• _What the task requires_: Report each line of the data that includes the word "placeholder".

• _Given data_:

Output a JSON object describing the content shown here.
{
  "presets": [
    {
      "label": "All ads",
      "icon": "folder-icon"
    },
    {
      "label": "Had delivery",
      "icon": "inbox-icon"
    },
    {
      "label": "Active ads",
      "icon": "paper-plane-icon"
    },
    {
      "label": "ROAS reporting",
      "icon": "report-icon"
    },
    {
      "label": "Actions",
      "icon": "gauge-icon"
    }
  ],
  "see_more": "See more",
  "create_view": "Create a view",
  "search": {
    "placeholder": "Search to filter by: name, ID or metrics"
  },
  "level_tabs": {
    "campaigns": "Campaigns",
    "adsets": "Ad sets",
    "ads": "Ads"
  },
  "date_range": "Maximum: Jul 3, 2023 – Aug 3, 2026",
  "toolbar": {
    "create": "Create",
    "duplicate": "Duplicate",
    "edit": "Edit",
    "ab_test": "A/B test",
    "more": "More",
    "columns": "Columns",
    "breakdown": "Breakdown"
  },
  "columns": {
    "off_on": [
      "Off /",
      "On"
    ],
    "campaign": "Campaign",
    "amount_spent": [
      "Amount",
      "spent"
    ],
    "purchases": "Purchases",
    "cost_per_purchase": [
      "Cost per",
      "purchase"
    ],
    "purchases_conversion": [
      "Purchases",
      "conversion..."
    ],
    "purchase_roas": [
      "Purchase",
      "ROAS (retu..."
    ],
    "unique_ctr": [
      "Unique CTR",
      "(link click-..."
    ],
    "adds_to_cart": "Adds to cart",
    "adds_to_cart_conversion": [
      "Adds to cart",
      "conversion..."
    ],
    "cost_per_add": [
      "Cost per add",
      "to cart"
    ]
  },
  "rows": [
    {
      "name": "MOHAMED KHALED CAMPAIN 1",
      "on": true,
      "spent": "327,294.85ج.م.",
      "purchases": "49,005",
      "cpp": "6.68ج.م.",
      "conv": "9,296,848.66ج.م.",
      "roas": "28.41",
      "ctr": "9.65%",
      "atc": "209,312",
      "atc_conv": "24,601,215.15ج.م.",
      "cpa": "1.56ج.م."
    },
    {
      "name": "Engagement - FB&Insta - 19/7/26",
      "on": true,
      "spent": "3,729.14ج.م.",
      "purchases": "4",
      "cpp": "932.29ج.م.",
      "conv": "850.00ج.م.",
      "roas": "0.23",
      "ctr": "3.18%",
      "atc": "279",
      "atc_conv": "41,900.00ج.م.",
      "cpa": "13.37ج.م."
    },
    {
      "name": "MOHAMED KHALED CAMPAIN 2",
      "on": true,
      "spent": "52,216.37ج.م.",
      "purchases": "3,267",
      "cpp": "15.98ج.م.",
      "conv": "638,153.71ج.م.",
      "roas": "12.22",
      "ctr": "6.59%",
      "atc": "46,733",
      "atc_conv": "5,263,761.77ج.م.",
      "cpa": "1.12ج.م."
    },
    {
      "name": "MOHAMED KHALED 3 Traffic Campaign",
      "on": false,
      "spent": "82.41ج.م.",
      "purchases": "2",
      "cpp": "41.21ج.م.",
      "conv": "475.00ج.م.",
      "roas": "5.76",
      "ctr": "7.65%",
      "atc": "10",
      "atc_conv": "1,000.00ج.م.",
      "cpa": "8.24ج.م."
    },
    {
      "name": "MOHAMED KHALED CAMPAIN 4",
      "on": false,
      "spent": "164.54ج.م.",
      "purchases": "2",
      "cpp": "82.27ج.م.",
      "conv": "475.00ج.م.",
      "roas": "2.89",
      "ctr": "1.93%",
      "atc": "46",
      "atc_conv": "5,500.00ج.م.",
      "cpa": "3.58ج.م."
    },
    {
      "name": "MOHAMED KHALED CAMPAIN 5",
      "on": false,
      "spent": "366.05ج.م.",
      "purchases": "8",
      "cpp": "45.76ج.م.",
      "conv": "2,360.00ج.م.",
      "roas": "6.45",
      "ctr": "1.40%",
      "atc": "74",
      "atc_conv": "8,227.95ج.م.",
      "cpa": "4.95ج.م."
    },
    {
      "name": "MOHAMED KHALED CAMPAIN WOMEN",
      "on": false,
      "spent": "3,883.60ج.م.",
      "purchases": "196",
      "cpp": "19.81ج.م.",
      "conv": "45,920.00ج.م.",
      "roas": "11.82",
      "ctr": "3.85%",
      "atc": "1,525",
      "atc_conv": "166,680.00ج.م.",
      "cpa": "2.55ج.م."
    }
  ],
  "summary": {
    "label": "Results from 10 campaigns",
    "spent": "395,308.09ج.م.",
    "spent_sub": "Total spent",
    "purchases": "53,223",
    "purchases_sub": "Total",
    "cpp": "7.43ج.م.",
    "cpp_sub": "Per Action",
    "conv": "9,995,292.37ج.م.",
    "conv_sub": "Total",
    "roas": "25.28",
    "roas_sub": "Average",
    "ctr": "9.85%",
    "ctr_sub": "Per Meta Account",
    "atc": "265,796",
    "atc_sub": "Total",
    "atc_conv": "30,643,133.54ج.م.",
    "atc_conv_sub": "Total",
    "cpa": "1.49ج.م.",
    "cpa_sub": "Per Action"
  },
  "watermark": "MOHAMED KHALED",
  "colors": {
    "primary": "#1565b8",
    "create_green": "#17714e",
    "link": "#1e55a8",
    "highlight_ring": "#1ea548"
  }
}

* * *

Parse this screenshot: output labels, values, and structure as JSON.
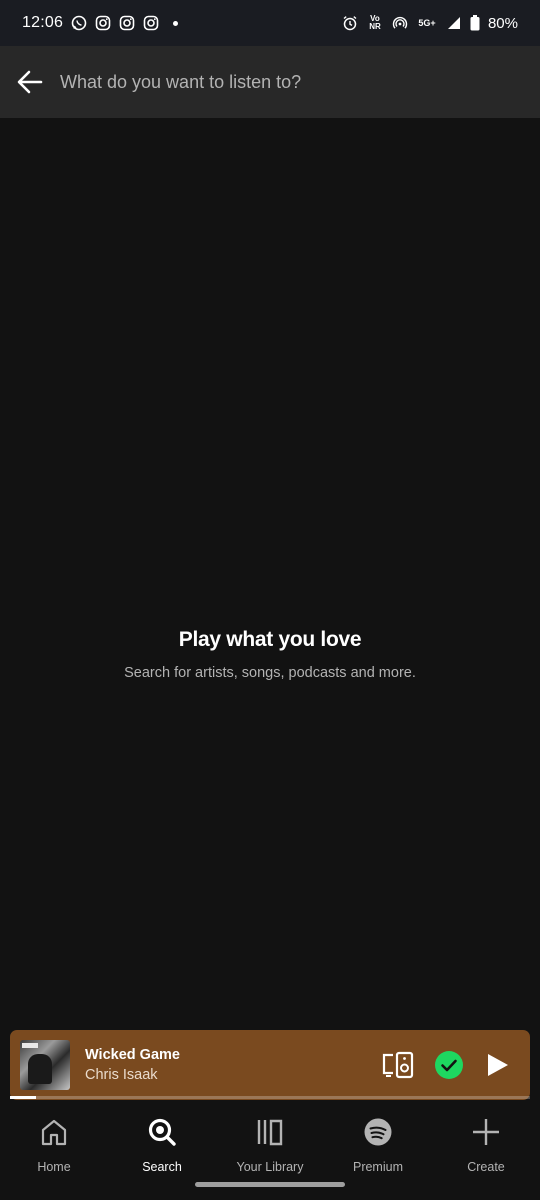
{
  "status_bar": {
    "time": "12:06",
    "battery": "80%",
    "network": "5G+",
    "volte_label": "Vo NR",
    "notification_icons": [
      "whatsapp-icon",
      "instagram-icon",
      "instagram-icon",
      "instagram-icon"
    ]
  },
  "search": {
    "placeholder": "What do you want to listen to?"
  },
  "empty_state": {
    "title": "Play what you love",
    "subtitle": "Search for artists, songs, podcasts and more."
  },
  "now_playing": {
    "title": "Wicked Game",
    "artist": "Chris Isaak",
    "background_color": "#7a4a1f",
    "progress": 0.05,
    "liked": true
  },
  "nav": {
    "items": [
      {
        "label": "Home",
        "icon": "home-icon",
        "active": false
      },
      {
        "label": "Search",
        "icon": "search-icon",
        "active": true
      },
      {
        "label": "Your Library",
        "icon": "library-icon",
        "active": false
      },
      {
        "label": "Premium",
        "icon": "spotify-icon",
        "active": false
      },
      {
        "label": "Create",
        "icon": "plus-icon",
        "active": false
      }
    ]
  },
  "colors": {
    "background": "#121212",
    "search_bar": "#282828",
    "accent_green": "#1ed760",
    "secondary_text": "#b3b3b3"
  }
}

• _Expected answer_:
    "placeholder": "Search to filter by: name, ID or metrics"
    "placeholder": "What do you want to listen to?"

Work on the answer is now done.